** START MATERIAL **

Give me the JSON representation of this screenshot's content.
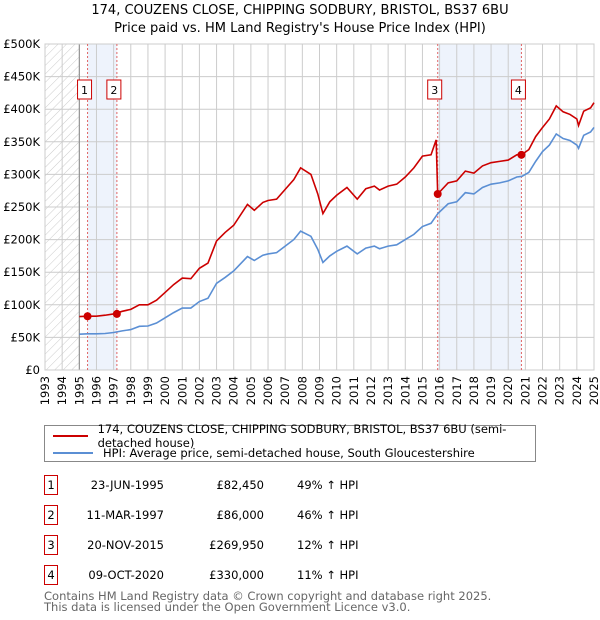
{
  "title_line1": "174, COUZENS CLOSE, CHIPPING SODBURY, BRISTOL, BS37 6BU",
  "title_line2": "Price paid vs. HM Land Registry's House Price Index (HPI)",
  "chart_data": {
    "type": "line",
    "title": "174, COUZENS CLOSE, CHIPPING SODBURY, BRISTOL, BS37 6BU — Price paid vs. HM Land Registry's House Price Index (HPI)",
    "xlim": [
      1993,
      2025
    ],
    "ylim": [
      0,
      500000
    ],
    "x_ticks": [
      "1993",
      "1994",
      "1995",
      "1996",
      "1997",
      "1998",
      "1999",
      "2000",
      "2001",
      "2002",
      "2003",
      "2004",
      "2005",
      "2006",
      "2007",
      "2008",
      "2009",
      "2010",
      "2011",
      "2012",
      "2013",
      "2014",
      "2015",
      "2016",
      "2017",
      "2018",
      "2019",
      "2020",
      "2021",
      "2022",
      "2023",
      "2024",
      "2025"
    ],
    "y_ticks": [
      {
        "v": 0,
        "label": "£0"
      },
      {
        "v": 50000,
        "label": "£50K"
      },
      {
        "v": 100000,
        "label": "£100K"
      },
      {
        "v": 150000,
        "label": "£150K"
      },
      {
        "v": 200000,
        "label": "£200K"
      },
      {
        "v": 250000,
        "label": "£250K"
      },
      {
        "v": 300000,
        "label": "£300K"
      },
      {
        "v": 350000,
        "label": "£350K"
      },
      {
        "v": 400000,
        "label": "£400K"
      },
      {
        "v": 450000,
        "label": "£450K"
      },
      {
        "v": 500000,
        "label": "£500K"
      }
    ],
    "grid": true,
    "hatched_before": 1995,
    "shaded_ranges": [
      [
        1995.48,
        1997.19
      ],
      [
        2015.89,
        2020.77
      ]
    ],
    "series": [
      {
        "name": "174, COUZENS CLOSE, CHIPPING SODBURY, BRISTOL, BS37 6BU (semi-detached house)",
        "color": "#cc0000",
        "x": [
          1995.0,
          1995.5,
          1996.0,
          1996.5,
          1997.0,
          1997.5,
          1998.0,
          1998.5,
          1999.0,
          1999.5,
          2000.0,
          2000.5,
          2001.0,
          2001.5,
          2002.0,
          2002.5,
          2003.0,
          2003.5,
          2004.0,
          2004.8,
          2005.2,
          2005.7,
          2006.0,
          2006.5,
          2007.0,
          2007.5,
          2007.9,
          2008.5,
          2008.9,
          2009.2,
          2009.6,
          2010.0,
          2010.6,
          2011.2,
          2011.7,
          2012.2,
          2012.5,
          2013.0,
          2013.5,
          2014.0,
          2014.5,
          2015.0,
          2015.5,
          2015.8,
          2015.89,
          2016.5,
          2017.0,
          2017.5,
          2018.0,
          2018.5,
          2019.0,
          2019.5,
          2020.0,
          2020.5,
          2020.77,
          2021.2,
          2021.6,
          2022.0,
          2022.4,
          2022.8,
          2023.2,
          2023.6,
          2024.0,
          2024.1,
          2024.4,
          2024.8,
          2025.0
        ],
        "y": [
          82000,
          82500,
          82500,
          84000,
          86000,
          90000,
          93000,
          100000,
          100000,
          107000,
          119000,
          131000,
          141000,
          140000,
          156000,
          164000,
          198000,
          211000,
          222000,
          254000,
          245000,
          257000,
          260000,
          262000,
          277000,
          292000,
          310000,
          300000,
          270000,
          240000,
          258000,
          268000,
          280000,
          262000,
          278000,
          282000,
          276000,
          282000,
          285000,
          296000,
          310000,
          328000,
          330000,
          353000,
          269950,
          287000,
          290000,
          305000,
          302000,
          313000,
          318000,
          320000,
          322000,
          330000,
          330000,
          338000,
          358000,
          372000,
          385000,
          405000,
          396000,
          392000,
          385000,
          375000,
          397000,
          402000,
          410000
        ]
      },
      {
        "name": "HPI: Average price, semi-detached house, South Gloucestershire",
        "color": "#5b8fd4",
        "x": [
          1995.0,
          1995.5,
          1996.0,
          1996.5,
          1997.0,
          1997.5,
          1998.0,
          1998.5,
          1999.0,
          1999.5,
          2000.0,
          2000.5,
          2001.0,
          2001.5,
          2002.0,
          2002.5,
          2003.0,
          2003.5,
          2004.0,
          2004.8,
          2005.2,
          2005.7,
          2006.0,
          2006.5,
          2007.0,
          2007.5,
          2007.9,
          2008.5,
          2008.9,
          2009.2,
          2009.6,
          2010.0,
          2010.6,
          2011.2,
          2011.7,
          2012.2,
          2012.5,
          2013.0,
          2013.5,
          2014.0,
          2014.5,
          2015.0,
          2015.5,
          2015.9,
          2016.5,
          2017.0,
          2017.5,
          2018.0,
          2018.5,
          2019.0,
          2019.5,
          2020.0,
          2020.5,
          2020.8,
          2021.2,
          2021.6,
          2022.0,
          2022.4,
          2022.8,
          2023.2,
          2023.6,
          2024.0,
          2024.1,
          2024.4,
          2024.8,
          2025.0
        ],
        "y": [
          55000,
          55500,
          55500,
          56000,
          57500,
          60000,
          62000,
          67000,
          67500,
          72000,
          80000,
          88000,
          95000,
          95000,
          105000,
          110000,
          133000,
          142000,
          152000,
          174000,
          168000,
          176000,
          178000,
          180000,
          190000,
          200000,
          213000,
          205000,
          185000,
          165000,
          175000,
          182000,
          190000,
          178000,
          187000,
          190000,
          186000,
          190000,
          192000,
          200000,
          208000,
          220000,
          225000,
          240000,
          255000,
          258000,
          272000,
          270000,
          280000,
          285000,
          287000,
          290000,
          296000,
          297000,
          303000,
          320000,
          335000,
          345000,
          362000,
          355000,
          352000,
          345000,
          340000,
          360000,
          365000,
          372000
        ]
      }
    ],
    "sales": [
      {
        "label": "1",
        "x": 1995.48,
        "y": 82450
      },
      {
        "label": "2",
        "x": 1997.19,
        "y": 86000
      },
      {
        "label": "3",
        "x": 2015.89,
        "y": 269950
      },
      {
        "label": "4",
        "x": 2020.77,
        "y": 330000
      }
    ]
  },
  "legend": {
    "property": "174, COUZENS CLOSE, CHIPPING SODBURY, BRISTOL, BS37 6BU (semi-detached house)",
    "hpi": "HPI: Average price, semi-detached house, South Gloucestershire"
  },
  "transactions": [
    {
      "num": "1",
      "date": "23-JUN-1995",
      "price": "£82,450",
      "hpi": "49% ↑ HPI"
    },
    {
      "num": "2",
      "date": "11-MAR-1997",
      "price": "£86,000",
      "hpi": "46% ↑ HPI"
    },
    {
      "num": "3",
      "date": "20-NOV-2015",
      "price": "£269,950",
      "hpi": "12% ↑ HPI"
    },
    {
      "num": "4",
      "date": "09-OCT-2020",
      "price": "£330,000",
      "hpi": "11% ↑ HPI"
    }
  ],
  "footer": {
    "line1": "Contains HM Land Registry data © Crown copyright and database right 2025.",
    "line2": "This data is licensed under the Open Government Licence v3.0."
  }
}
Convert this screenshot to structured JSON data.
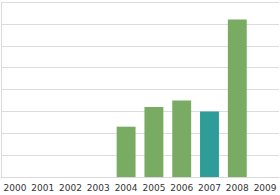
{
  "chart_data": {
    "type": "bar",
    "categories": [
      "2000",
      "2001",
      "2002",
      "2003",
      "2004",
      "2005",
      "2006",
      "2007",
      "2008",
      "2009"
    ],
    "values": [
      null,
      null,
      null,
      null,
      2.3,
      3.2,
      3.5,
      3.0,
      7.2,
      null
    ],
    "colors": [
      "#7aab62",
      "#7aab62",
      "#7aab62",
      "#7aab62",
      "#7aab62",
      "#7aab62",
      "#7aab62",
      "#2e9c98",
      "#7aab62",
      "#7aab62"
    ],
    "ylim": [
      0,
      8
    ],
    "yticks": [
      0,
      1,
      2,
      3,
      4,
      5,
      6,
      7,
      8
    ],
    "grid": true,
    "tick_labels": "x"
  }
}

** END MATERIAL **

TASK PROMPT >> Restate each line of the records exactly; pictures do not belong in the copy.

COMPLETED EXERCISE >>
Give me the JSON representation of this screenshot's content.
{
  "title_line1": "174, COUZENS CLOSE, CHIPPING SODBURY, BRISTOL, BS37 6BU",
  "title_line2": "Price paid vs. HM Land Registry's House Price Index (HPI)",
  "chart_data": {
    "type": "line",
    "title": "174, COUZENS CLOSE, CHIPPING SODBURY, BRISTOL, BS37 6BU — Price paid vs. HM Land Registry's House Price Index (HPI)",
    "xlim": [
      1993,
      2025
    ],
    "ylim": [
      0,
      500000
    ],
    "x_ticks": [
      "1993",
      "1994",
      "1995",
      "1996",
      "1997",
      "1998",
      "1999",
      "2000",
      "2001",
      "2002",
      "2003",
      "2004",
      "2005",
      "2006",
      "2007",
      "2008",
      "2009",
      "2010",
      "2011",
      "2012",
      "2013",
      "2014",
      "2015",
      "2016",
      "2017",
      "2018",
      "2019",
      "2020",
      "2021",
      "2022",
      "2023",
      "2024",
      "2025"
    ],
    "y_ticks": [
      {
        "v": 0,
        "label": "£0"
      },
      {
        "v": 50000,
        "label": "£50K"
      },
      {
        "v": 100000,
        "label": "£100K"
      },
      {
        "v": 150000,
        "label": "£150K"
      },
      {
        "v": 200000,
        "label": "£200K"
      },
      {
        "v": 250000,
        "label": "£250K"
      },
      {
        "v": 300000,
        "label": "£300K"
      },
      {
        "v": 350000,
        "label": "£350K"
      },
      {
        "v": 400000,
        "label": "£400K"
      },
      {
        "v": 450000,
        "label": "£450K"
      },
      {
        "v": 500000,
        "label": "£500K"
      }
    ],
    "grid": true,
    "hatched_before": 1995,
    "shaded_ranges": [
      [
        1995.48,
        1997.19
      ],
      [
        2015.89,
        2020.77
      ]
    ],
    "series": [
      {
        "name": "174, COUZENS CLOSE, CHIPPING SODBURY, BRISTOL, BS37 6BU (semi-detached house)",
        "color": "#cc0000",
        "x": [
          1995.0,
          1995.5,
          1996.0,
          1996.5,
          1997.0,
          1997.5,
          1998.0,
          1998.5,
          1999.0,
          1999.5,
          2000.0,
          2000.5,
          2001.0,
          2001.5,
          2002.0,
          2002.5,
          2003.0,
          2003.5,
          2004.0,
          2004.8,
          2005.2,
          2005.7,
          2006.0,
          2006.5,
          2007.0,
          2007.5,
          2007.9,
          2008.5,
          2008.9,
          2009.2,
          2009.6,
          2010.0,
          2010.6,
          2011.2,
          2011.7,
          2012.2,
          2012.5,
          2013.0,
          2013.5,
          2014.0,
          2014.5,
          2015.0,
          2015.5,
          2015.8,
          2015.89,
          2016.5,
          2017.0,
          2017.5,
          2018.0,
          2018.5,
          2019.0,
          2019.5,
          2020.0,
          2020.5,
          2020.77,
          2021.2,
          2021.6,
          2022.0,
          2022.4,
          2022.8,
          2023.2,
          2023.6,
          2024.0,
          2024.1,
          2024.4,
          2024.8,
          2025.0
        ],
        "y": [
          82000,
          82500,
          82500,
          84000,
          86000,
          90000,
          93000,
          100000,
          100000,
          107000,
          119000,
          131000,
          141000,
          140000,
          156000,
          164000,
          198000,
          211000,
          222000,
          254000,
          245000,
          257000,
          260000,
          262000,
          277000,
          292000,
          310000,
          300000,
          270000,
          240000,
          258000,
          268000,
          280000,
          262000,
          278000,
          282000,
          276000,
          282000,
          285000,
          296000,
          310000,
          328000,
          330000,
          353000,
          269950,
          287000,
          290000,
          305000,
          302000,
          313000,
          318000,
          320000,
          322000,
          330000,
          330000,
          338000,
          358000,
          372000,
          385000,
          405000,
          396000,
          392000,
          385000,
          375000,
          397000,
          402000,
          410000
        ]
      },
      {
        "name": "HPI: Average price, semi-detached house, South Gloucestershire",
        "color": "#5b8fd4",
        "x": [
          1995.0,
          1995.5,
          1996.0,
          1996.5,
          1997.0,
          1997.5,
          1998.0,
          1998.5,
          1999.0,
          1999.5,
          2000.0,
          2000.5,
          2001.0,
          2001.5,
          2002.0,
          2002.5,
          2003.0,
          2003.5,
          2004.0,
          2004.8,
          2005.2,
          2005.7,
          2006.0,
          2006.5,
          2007.0,
          2007.5,
          2007.9,
          2008.5,
          2008.9,
          2009.2,
          2009.6,
          2010.0,
          2010.6,
          2011.2,
          2011.7,
          2012.2,
          2012.5,
          2013.0,
          2013.5,
          2014.0,
          2014.5,
          2015.0,
          2015.5,
          2015.9,
          2016.5,
          2017.0,
          2017.5,
          2018.0,
          2018.5,
          2019.0,
          2019.5,
          2020.0,
          2020.5,
          2020.8,
          2021.2,
          2021.6,
          2022.0,
          2022.4,
          2022.8,
          2023.2,
          2023.6,
          2024.0,
          2024.1,
          2024.4,
          2024.8,
          2025.0
        ],
        "y": [
          55000,
          55500,
          55500,
          56000,
          57500,
          60000,
          62000,
          67000,
          67500,
          72000,
          80000,
          88000,
          95000,
          95000,
          105000,
          110000,
          133000,
          142000,
          152000,
          174000,
          168000,
          176000,
          178000,
          180000,
          190000,
          200000,
          213000,
          205000,
          185000,
          165000,
          175000,
          182000,
          190000,
          178000,
          187000,
          190000,
          186000,
          190000,
          192000,
          200000,
          208000,
          220000,
          225000,
          240000,
          255000,
          258000,
          272000,
          270000,
          280000,
          285000,
          287000,
          290000,
          296000,
          297000,
          303000,
          320000,
          335000,
          345000,
          362000,
          355000,
          352000,
          345000,
          340000,
          360000,
          365000,
          372000
        ]
      }
    ],
    "sales": [
      {
        "label": "1",
        "x": 1995.48,
        "y": 82450
      },
      {
        "label": "2",
        "x": 1997.19,
        "y": 86000
      },
      {
        "label": "3",
        "x": 2015.89,
        "y": 269950
      },
      {
        "label": "4",
        "x": 2020.77,
        "y": 330000
      }
    ]
  },
  "legend": {
    "property": "174, COUZENS CLOSE, CHIPPING SODBURY, BRISTOL, BS37 6BU (semi-detached house)",
    "hpi": "HPI: Average price, semi-detached house, South Gloucestershire"
  },
  "transactions": [
    {
      "num": "1",
      "date": "23-JUN-1995",
      "price": "£82,450",
      "hpi": "49% ↑ HPI"
    },
    {
      "num": "2",
      "date": "11-MAR-1997",
      "price": "£86,000",
      "hpi": "46% ↑ HPI"
    },
    {
      "num": "3",
      "date": "20-NOV-2015",
      "price": "£269,950",
      "hpi": "12% ↑ HPI"
    },
    {
      "num": "4",
      "date": "09-OCT-2020",
      "price": "£330,000",
      "hpi": "11% ↑ HPI"
    }
  ],
  "footer": {
    "line1": "Contains HM Land Registry data © Crown copyright and database right 2025.",
    "line2": "This data is licensed under the Open Government Licence v3.0."
  }
}
Convert this screenshot to structured JSON data.
{
  "chart_data": {
    "type": "bar",
    "categories": [
      "2000",
      "2001",
      "2002",
      "2003",
      "2004",
      "2005",
      "2006",
      "2007",
      "2008",
      "2009"
    ],
    "values": [
      null,
      null,
      null,
      null,
      2.3,
      3.2,
      3.5,
      3.0,
      7.2,
      null
    ],
    "colors": [
      "#7aab62",
      "#7aab62",
      "#7aab62",
      "#7aab62",
      "#7aab62",
      "#7aab62",
      "#7aab62",
      "#2e9c98",
      "#7aab62",
      "#7aab62"
    ],
    "ylim": [
      0,
      8
    ],
    "yticks": [
      0,
      1,
      2,
      3,
      4,
      5,
      6,
      7,
      8
    ],
    "grid": true,
    "tick_labels": "x"
  }
}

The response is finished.